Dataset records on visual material
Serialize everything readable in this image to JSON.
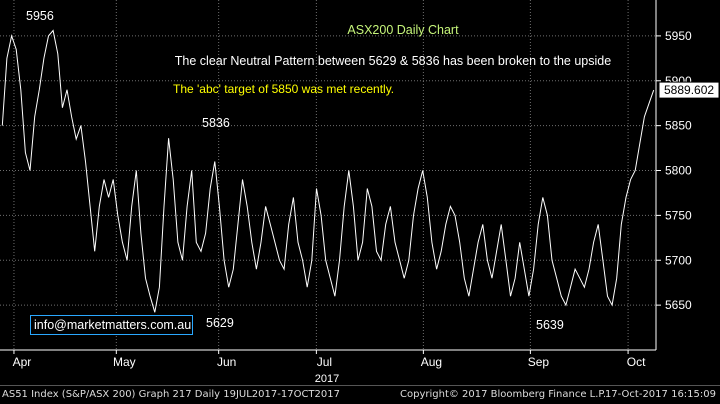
{
  "chart_data": {
    "type": "line",
    "title": "ASX200 Daily Chart",
    "annotations": [
      "The clear Neutral Pattern between 5629 & 5836 has been broken to the upside",
      "The 'abc' target of 5850 was met recently."
    ],
    "point_labels": [
      {
        "text": "5956",
        "x": 14,
        "y": 5956
      },
      {
        "text": "5836",
        "x": 46,
        "y": 5836
      },
      {
        "text": "5629",
        "x": 46,
        "y": 5629
      },
      {
        "text": "5639",
        "x": 124,
        "y": 5639
      }
    ],
    "last_price": "5889.602",
    "ylim": [
      5600,
      5990
    ],
    "yticks": [
      5650,
      5700,
      5750,
      5800,
      5850,
      5900,
      5950
    ],
    "ytick_labels": [
      "5650",
      "5700",
      "5750",
      "5800",
      "5850",
      "5900",
      "5950"
    ],
    "xticks": [
      {
        "label": "Apr",
        "x": 3
      },
      {
        "label": "May",
        "x": 25
      },
      {
        "label": "Jun",
        "x": 47
      },
      {
        "label": "Jul",
        "x": 68
      },
      {
        "label": "Aug",
        "x": 91
      },
      {
        "label": "Sep",
        "x": 114
      },
      {
        "label": "Oct",
        "x": 135
      }
    ],
    "xlabel": "2017",
    "xlim": [
      0,
      141
    ],
    "grid": true,
    "series": [
      {
        "values": [
          5850,
          5925,
          5950,
          5935,
          5890,
          5820,
          5800,
          5860,
          5890,
          5925,
          5950,
          5956,
          5930,
          5870,
          5890,
          5860,
          5835,
          5850,
          5810,
          5760,
          5710,
          5760,
          5790,
          5770,
          5790,
          5750,
          5720,
          5700,
          5760,
          5800,
          5730,
          5680,
          5660,
          5642,
          5670,
          5760,
          5836,
          5790,
          5720,
          5700,
          5760,
          5800,
          5720,
          5710,
          5730,
          5780,
          5810,
          5760,
          5700,
          5670,
          5690,
          5740,
          5790,
          5760,
          5720,
          5690,
          5720,
          5760,
          5740,
          5720,
          5700,
          5690,
          5740,
          5770,
          5720,
          5700,
          5670,
          5700,
          5780,
          5750,
          5700,
          5680,
          5660,
          5700,
          5760,
          5800,
          5760,
          5700,
          5720,
          5780,
          5760,
          5710,
          5700,
          5740,
          5760,
          5720,
          5700,
          5680,
          5700,
          5750,
          5780,
          5800,
          5770,
          5720,
          5690,
          5710,
          5740,
          5760,
          5750,
          5720,
          5680,
          5660,
          5690,
          5720,
          5740,
          5700,
          5680,
          5710,
          5740,
          5700,
          5660,
          5680,
          5720,
          5690,
          5660,
          5690,
          5740,
          5770,
          5750,
          5700,
          5680,
          5660,
          5650,
          5670,
          5690,
          5680,
          5670,
          5690,
          5720,
          5740,
          5700,
          5660,
          5650,
          5680,
          5740,
          5770,
          5790,
          5800,
          5830,
          5860,
          5875,
          5889.602
        ]
      }
    ]
  },
  "email": "info@marketmatters.com.au",
  "footer": {
    "left": "AS51 Index (S&P/ASX 200) Graph 217  Daily 19JUL2017-17OCT2017",
    "center": "Copyright© 2017 Bloomberg Finance L.P.",
    "right": "17-Oct-2017 16:15:09"
  },
  "colors": {
    "background": "#000000",
    "line": "#ffffff",
    "grid": "#6f6f6f",
    "title": "#c6f57a",
    "highlight_text": "#ffff00",
    "email_border": "#2aa8ff"
  }
}
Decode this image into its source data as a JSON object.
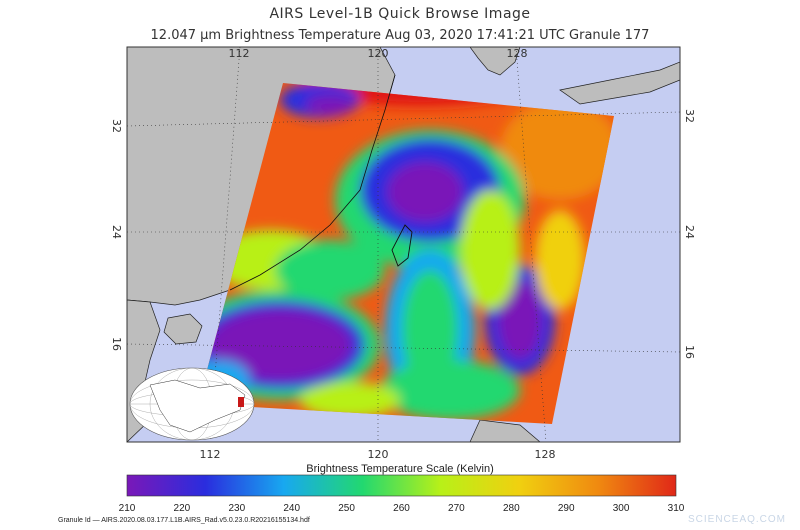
{
  "header": {
    "title": "AIRS Level-1B Quick Browse Image",
    "subtitle": "12.047 μm Brightness Temperature    Aug 03, 2020 17:41:21 UTC   Granule 177"
  },
  "map": {
    "lon_ticks_top": [
      "112",
      "120",
      "128"
    ],
    "lon_ticks_bottom": [
      "112",
      "120",
      "128"
    ],
    "lat_ticks_left": [
      "32",
      "24",
      "16"
    ],
    "lat_ticks_right": [
      "32",
      "24",
      "16"
    ],
    "ocean_color": "#c5cdf2",
    "land_color": "#bdbdbd"
  },
  "colorbar": {
    "title": "Brightness Temperature Scale (Kelvin)",
    "ticks": [
      "210",
      "220",
      "230",
      "240",
      "250",
      "260",
      "270",
      "280",
      "290",
      "300",
      "310"
    ],
    "min": 210,
    "max": 310,
    "colors": [
      "#7a18b8",
      "#2a2dde",
      "#18a8f0",
      "#22d870",
      "#b8f018",
      "#f0d010",
      "#f08a10",
      "#e02818"
    ]
  },
  "footer": {
    "granule_id": "Granule Id — AIRS.2020.08.03.177.L1B.AIRS_Rad.v5.0.23.0.R20216155134.hdf",
    "watermark": "SCIENCEAQ.COM"
  }
}
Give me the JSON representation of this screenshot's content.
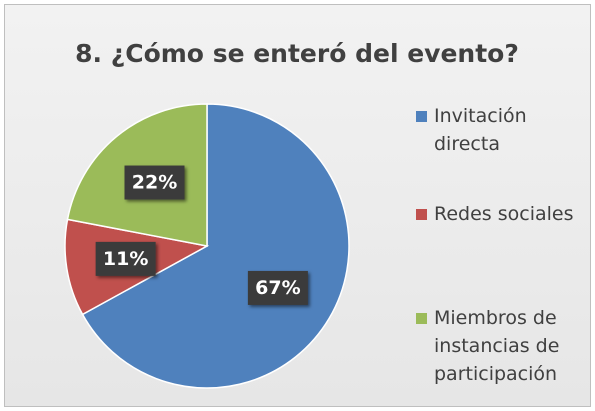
{
  "chart_data": {
    "type": "pie",
    "title": "8. ¿Cómo se enteró del evento?",
    "categories": [
      "Invitación directa",
      "Redes sociales",
      "Miembros de instancias de participación"
    ],
    "values": [
      67,
      11,
      22
    ],
    "value_labels": [
      "67%",
      "11%",
      "22%"
    ],
    "colors": [
      "#4f81bd",
      "#c0504d",
      "#9bbb59"
    ],
    "legend": "right"
  }
}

● Work instructions
Exactly reproduce the entries above, minus the pictures.

● Complete output
Serialize everything readable in this image to JSON.
{
  "chart_data": {
    "type": "line",
    "title": "ASX200 Daily Chart",
    "annotations": [
      "The clear Neutral Pattern between 5629 & 5836 has been broken to the upside",
      "The 'abc' target of 5850 was met recently."
    ],
    "point_labels": [
      {
        "text": "5956",
        "x": 14,
        "y": 5956
      },
      {
        "text": "5836",
        "x": 46,
        "y": 5836
      },
      {
        "text": "5629",
        "x": 46,
        "y": 5629
      },
      {
        "text": "5639",
        "x": 124,
        "y": 5639
      }
    ],
    "last_price": "5889.602",
    "ylim": [
      5600,
      5990
    ],
    "yticks": [
      5650,
      5700,
      5750,
      5800,
      5850,
      5900,
      5950
    ],
    "ytick_labels": [
      "5650",
      "5700",
      "5750",
      "5800",
      "5850",
      "5900",
      "5950"
    ],
    "xticks": [
      {
        "label": "Apr",
        "x": 3
      },
      {
        "label": "May",
        "x": 25
      },
      {
        "label": "Jun",
        "x": 47
      },
      {
        "label": "Jul",
        "x": 68
      },
      {
        "label": "Aug",
        "x": 91
      },
      {
        "label": "Sep",
        "x": 114
      },
      {
        "label": "Oct",
        "x": 135
      }
    ],
    "xlabel": "2017",
    "xlim": [
      0,
      141
    ],
    "grid": true,
    "series": [
      {
        "values": [
          5850,
          5925,
          5950,
          5935,
          5890,
          5820,
          5800,
          5860,
          5890,
          5925,
          5950,
          5956,
          5930,
          5870,
          5890,
          5860,
          5835,
          5850,
          5810,
          5760,
          5710,
          5760,
          5790,
          5770,
          5790,
          5750,
          5720,
          5700,
          5760,
          5800,
          5730,
          5680,
          5660,
          5642,
          5670,
          5760,
          5836,
          5790,
          5720,
          5700,
          5760,
          5800,
          5720,
          5710,
          5730,
          5780,
          5810,
          5760,
          5700,
          5670,
          5690,
          5740,
          5790,
          5760,
          5720,
          5690,
          5720,
          5760,
          5740,
          5720,
          5700,
          5690,
          5740,
          5770,
          5720,
          5700,
          5670,
          5700,
          5780,
          5750,
          5700,
          5680,
          5660,
          5700,
          5760,
          5800,
          5760,
          5700,
          5720,
          5780,
          5760,
          5710,
          5700,
          5740,
          5760,
          5720,
          5700,
          5680,
          5700,
          5750,
          5780,
          5800,
          5770,
          5720,
          5690,
          5710,
          5740,
          5760,
          5750,
          5720,
          5680,
          5660,
          5690,
          5720,
          5740,
          5700,
          5680,
          5710,
          5740,
          5700,
          5660,
          5680,
          5720,
          5690,
          5660,
          5690,
          5740,
          5770,
          5750,
          5700,
          5680,
          5660,
          5650,
          5670,
          5690,
          5680,
          5670,
          5690,
          5720,
          5740,
          5700,
          5660,
          5650,
          5680,
          5740,
          5770,
          5790,
          5800,
          5830,
          5860,
          5875,
          5889.602
        ]
      }
    ]
  },
  "email": "info@marketmatters.com.au",
  "footer": {
    "left": "AS51 Index (S&P/ASX 200) Graph 217  Daily 19JUL2017-17OCT2017",
    "center": "Copyright© 2017 Bloomberg Finance L.P.",
    "right": "17-Oct-2017 16:15:09"
  },
  "colors": {
    "background": "#000000",
    "line": "#ffffff",
    "grid": "#6f6f6f",
    "title": "#c6f57a",
    "highlight_text": "#ffff00",
    "email_border": "#2aa8ff"
  }
}
Decode this image into its source data as a JSON object.
{
  "header": {
    "title": "AIRS Level-1B Quick Browse Image",
    "subtitle": "12.047 μm Brightness Temperature    Aug 03, 2020 17:41:21 UTC   Granule 177"
  },
  "map": {
    "lon_ticks_top": [
      "112",
      "120",
      "128"
    ],
    "lon_ticks_bottom": [
      "112",
      "120",
      "128"
    ],
    "lat_ticks_left": [
      "32",
      "24",
      "16"
    ],
    "lat_ticks_right": [
      "32",
      "24",
      "16"
    ],
    "ocean_color": "#c5cdf2",
    "land_color": "#bdbdbd"
  },
  "colorbar": {
    "title": "Brightness Temperature Scale (Kelvin)",
    "ticks": [
      "210",
      "220",
      "230",
      "240",
      "250",
      "260",
      "270",
      "280",
      "290",
      "300",
      "310"
    ],
    "min": 210,
    "max": 310,
    "colors": [
      "#7a18b8",
      "#2a2dde",
      "#18a8f0",
      "#22d870",
      "#b8f018",
      "#f0d010",
      "#f08a10",
      "#e02818"
    ]
  },
  "footer": {
    "granule_id": "Granule Id — AIRS.2020.08.03.177.L1B.AIRS_Rad.v5.0.23.0.R20216155134.hdf",
    "watermark": "SCIENCEAQ.COM"
  }
}
Give me the JSON representation of this screenshot's content.
{
  "chart_data": {
    "type": "pie",
    "title": "8. ¿Cómo se enteró del evento?",
    "categories": [
      "Invitación directa",
      "Redes sociales",
      "Miembros de instancias de participación"
    ],
    "values": [
      67,
      11,
      22
    ],
    "value_labels": [
      "67%",
      "11%",
      "22%"
    ],
    "colors": [
      "#4f81bd",
      "#c0504d",
      "#9bbb59"
    ],
    "legend": "right"
  }
}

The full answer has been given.